▸ **SET PROBLEM**: Please retype the data in full and exactly; the pictures are not part of the copy.

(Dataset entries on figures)
──────────

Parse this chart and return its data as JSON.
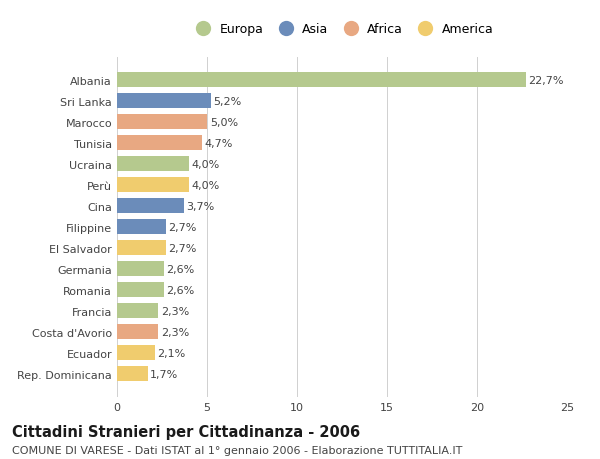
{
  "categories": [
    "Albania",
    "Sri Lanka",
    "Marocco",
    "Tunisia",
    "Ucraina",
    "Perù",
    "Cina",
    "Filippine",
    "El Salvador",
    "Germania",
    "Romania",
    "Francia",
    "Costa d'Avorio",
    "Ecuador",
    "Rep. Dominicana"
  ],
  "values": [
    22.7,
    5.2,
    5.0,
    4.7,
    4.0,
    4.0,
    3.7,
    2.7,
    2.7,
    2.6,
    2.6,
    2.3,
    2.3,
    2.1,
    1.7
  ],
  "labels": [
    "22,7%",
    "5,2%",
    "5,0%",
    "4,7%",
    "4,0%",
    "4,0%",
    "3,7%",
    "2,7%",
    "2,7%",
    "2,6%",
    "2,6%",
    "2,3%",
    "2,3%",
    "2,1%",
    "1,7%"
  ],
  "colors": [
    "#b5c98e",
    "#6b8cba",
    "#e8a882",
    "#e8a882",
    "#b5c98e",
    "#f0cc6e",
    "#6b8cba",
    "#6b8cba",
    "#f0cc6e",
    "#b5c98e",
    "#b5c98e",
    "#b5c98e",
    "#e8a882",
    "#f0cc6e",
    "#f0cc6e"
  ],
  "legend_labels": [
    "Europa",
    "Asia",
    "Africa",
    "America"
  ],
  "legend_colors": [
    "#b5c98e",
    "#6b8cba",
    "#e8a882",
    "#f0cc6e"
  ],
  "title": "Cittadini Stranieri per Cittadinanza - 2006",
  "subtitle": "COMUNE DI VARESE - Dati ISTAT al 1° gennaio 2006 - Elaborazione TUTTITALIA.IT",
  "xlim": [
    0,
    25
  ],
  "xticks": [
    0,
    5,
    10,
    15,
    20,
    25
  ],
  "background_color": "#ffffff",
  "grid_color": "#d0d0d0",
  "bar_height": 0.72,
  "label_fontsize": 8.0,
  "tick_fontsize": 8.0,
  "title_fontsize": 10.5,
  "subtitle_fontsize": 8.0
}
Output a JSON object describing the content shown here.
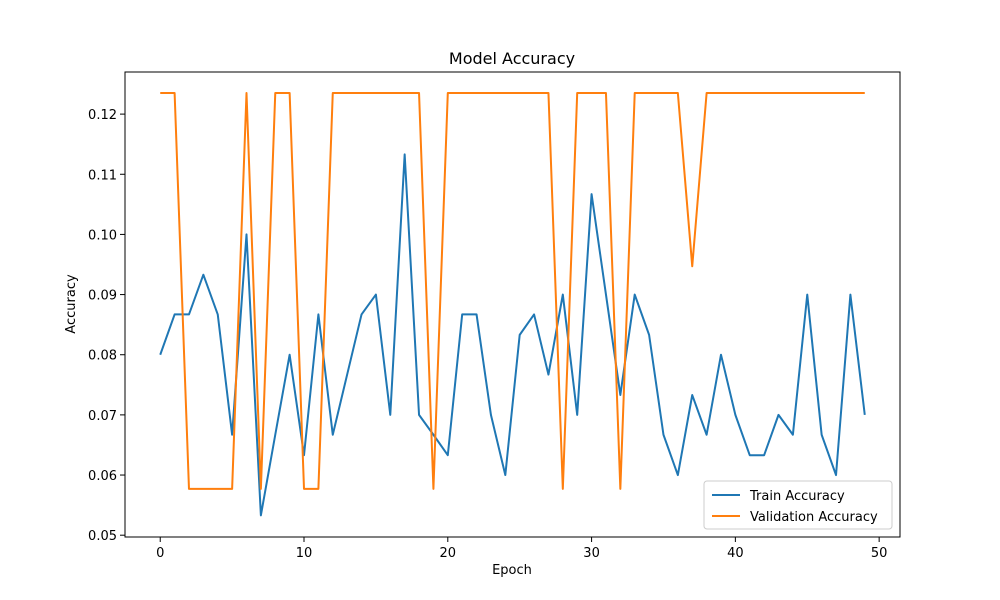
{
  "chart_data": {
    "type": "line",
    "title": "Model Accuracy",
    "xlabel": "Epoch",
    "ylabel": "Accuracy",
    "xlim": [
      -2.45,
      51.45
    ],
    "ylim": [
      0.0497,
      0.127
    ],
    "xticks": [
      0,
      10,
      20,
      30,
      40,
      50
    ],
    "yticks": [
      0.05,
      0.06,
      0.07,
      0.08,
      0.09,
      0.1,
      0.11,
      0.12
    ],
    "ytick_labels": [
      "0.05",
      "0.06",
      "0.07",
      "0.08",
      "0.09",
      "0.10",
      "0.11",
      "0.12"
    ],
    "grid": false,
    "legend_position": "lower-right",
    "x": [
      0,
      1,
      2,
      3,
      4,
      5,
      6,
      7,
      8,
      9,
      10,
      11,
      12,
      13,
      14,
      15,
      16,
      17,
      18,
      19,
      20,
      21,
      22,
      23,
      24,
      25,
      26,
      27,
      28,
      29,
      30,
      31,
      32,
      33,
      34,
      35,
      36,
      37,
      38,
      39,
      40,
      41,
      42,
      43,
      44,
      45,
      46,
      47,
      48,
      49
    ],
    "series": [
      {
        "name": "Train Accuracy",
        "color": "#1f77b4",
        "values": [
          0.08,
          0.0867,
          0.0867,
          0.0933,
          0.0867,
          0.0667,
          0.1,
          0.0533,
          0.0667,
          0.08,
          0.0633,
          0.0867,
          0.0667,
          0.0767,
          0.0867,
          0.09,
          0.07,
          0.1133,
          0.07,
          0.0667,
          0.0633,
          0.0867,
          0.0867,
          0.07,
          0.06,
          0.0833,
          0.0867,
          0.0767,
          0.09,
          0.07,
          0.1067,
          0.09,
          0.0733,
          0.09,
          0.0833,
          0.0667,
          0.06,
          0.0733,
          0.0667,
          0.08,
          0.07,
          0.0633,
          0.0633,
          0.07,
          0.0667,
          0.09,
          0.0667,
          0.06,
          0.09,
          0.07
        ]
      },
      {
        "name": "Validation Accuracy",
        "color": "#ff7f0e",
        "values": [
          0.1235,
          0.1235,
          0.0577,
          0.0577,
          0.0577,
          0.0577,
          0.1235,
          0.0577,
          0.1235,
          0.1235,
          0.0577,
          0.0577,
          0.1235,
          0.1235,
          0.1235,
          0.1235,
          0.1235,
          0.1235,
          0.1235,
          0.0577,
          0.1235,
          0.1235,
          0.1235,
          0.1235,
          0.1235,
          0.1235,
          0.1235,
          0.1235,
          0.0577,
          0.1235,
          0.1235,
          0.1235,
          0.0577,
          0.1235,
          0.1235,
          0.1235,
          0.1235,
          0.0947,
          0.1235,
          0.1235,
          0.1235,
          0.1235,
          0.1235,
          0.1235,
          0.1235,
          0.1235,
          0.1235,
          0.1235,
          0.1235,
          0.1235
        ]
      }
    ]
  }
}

──────────

▸ **RESULT OF THE EXERCISE**:
Parse this chart and return its data as JSON.
{
  "categories": [
    "Albania",
    "Sri Lanka",
    "Marocco",
    "Tunisia",
    "Ucraina",
    "Perù",
    "Cina",
    "Filippine",
    "El Salvador",
    "Germania",
    "Romania",
    "Francia",
    "Costa d'Avorio",
    "Ecuador",
    "Rep. Dominicana"
  ],
  "values": [
    22.7,
    5.2,
    5.0,
    4.7,
    4.0,
    4.0,
    3.7,
    2.7,
    2.7,
    2.6,
    2.6,
    2.3,
    2.3,
    2.1,
    1.7
  ],
  "labels": [
    "22,7%",
    "5,2%",
    "5,0%",
    "4,7%",
    "4,0%",
    "4,0%",
    "3,7%",
    "2,7%",
    "2,7%",
    "2,6%",
    "2,6%",
    "2,3%",
    "2,3%",
    "2,1%",
    "1,7%"
  ],
  "colors": [
    "#b5c98e",
    "#6b8cba",
    "#e8a882",
    "#e8a882",
    "#b5c98e",
    "#f0cc6e",
    "#6b8cba",
    "#6b8cba",
    "#f0cc6e",
    "#b5c98e",
    "#b5c98e",
    "#b5c98e",
    "#e8a882",
    "#f0cc6e",
    "#f0cc6e"
  ],
  "legend_labels": [
    "Europa",
    "Asia",
    "Africa",
    "America"
  ],
  "legend_colors": [
    "#b5c98e",
    "#6b8cba",
    "#e8a882",
    "#f0cc6e"
  ],
  "title": "Cittadini Stranieri per Cittadinanza - 2006",
  "subtitle": "COMUNE DI VARESE - Dati ISTAT al 1° gennaio 2006 - Elaborazione TUTTITALIA.IT",
  "xlim": [
    0,
    25
  ],
  "xticks": [
    0,
    5,
    10,
    15,
    20,
    25
  ],
  "background_color": "#ffffff",
  "grid_color": "#d0d0d0",
  "bar_height": 0.72,
  "label_fontsize": 8.0,
  "tick_fontsize": 8.0,
  "title_fontsize": 10.5,
  "subtitle_fontsize": 8.0
}
Output a JSON object describing the content shown here.
{
  "chart_data": {
    "type": "line",
    "title": "Model Accuracy",
    "xlabel": "Epoch",
    "ylabel": "Accuracy",
    "xlim": [
      -2.45,
      51.45
    ],
    "ylim": [
      0.0497,
      0.127
    ],
    "xticks": [
      0,
      10,
      20,
      30,
      40,
      50
    ],
    "yticks": [
      0.05,
      0.06,
      0.07,
      0.08,
      0.09,
      0.1,
      0.11,
      0.12
    ],
    "ytick_labels": [
      "0.05",
      "0.06",
      "0.07",
      "0.08",
      "0.09",
      "0.10",
      "0.11",
      "0.12"
    ],
    "grid": false,
    "legend_position": "lower-right",
    "x": [
      0,
      1,
      2,
      3,
      4,
      5,
      6,
      7,
      8,
      9,
      10,
      11,
      12,
      13,
      14,
      15,
      16,
      17,
      18,
      19,
      20,
      21,
      22,
      23,
      24,
      25,
      26,
      27,
      28,
      29,
      30,
      31,
      32,
      33,
      34,
      35,
      36,
      37,
      38,
      39,
      40,
      41,
      42,
      43,
      44,
      45,
      46,
      47,
      48,
      49
    ],
    "series": [
      {
        "name": "Train Accuracy",
        "color": "#1f77b4",
        "values": [
          0.08,
          0.0867,
          0.0867,
          0.0933,
          0.0867,
          0.0667,
          0.1,
          0.0533,
          0.0667,
          0.08,
          0.0633,
          0.0867,
          0.0667,
          0.0767,
          0.0867,
          0.09,
          0.07,
          0.1133,
          0.07,
          0.0667,
          0.0633,
          0.0867,
          0.0867,
          0.07,
          0.06,
          0.0833,
          0.0867,
          0.0767,
          0.09,
          0.07,
          0.1067,
          0.09,
          0.0733,
          0.09,
          0.0833,
          0.0667,
          0.06,
          0.0733,
          0.0667,
          0.08,
          0.07,
          0.0633,
          0.0633,
          0.07,
          0.0667,
          0.09,
          0.0667,
          0.06,
          0.09,
          0.07
        ]
      },
      {
        "name": "Validation Accuracy",
        "color": "#ff7f0e",
        "values": [
          0.1235,
          0.1235,
          0.0577,
          0.0577,
          0.0577,
          0.0577,
          0.1235,
          0.0577,
          0.1235,
          0.1235,
          0.0577,
          0.0577,
          0.1235,
          0.1235,
          0.1235,
          0.1235,
          0.1235,
          0.1235,
          0.1235,
          0.0577,
          0.1235,
          0.1235,
          0.1235,
          0.1235,
          0.1235,
          0.1235,
          0.1235,
          0.1235,
          0.0577,
          0.1235,
          0.1235,
          0.1235,
          0.0577,
          0.1235,
          0.1235,
          0.1235,
          0.1235,
          0.0947,
          0.1235,
          0.1235,
          0.1235,
          0.1235,
          0.1235,
          0.1235,
          0.1235,
          0.1235,
          0.1235,
          0.1235,
          0.1235,
          0.1235
        ]
      }
    ]
  }
}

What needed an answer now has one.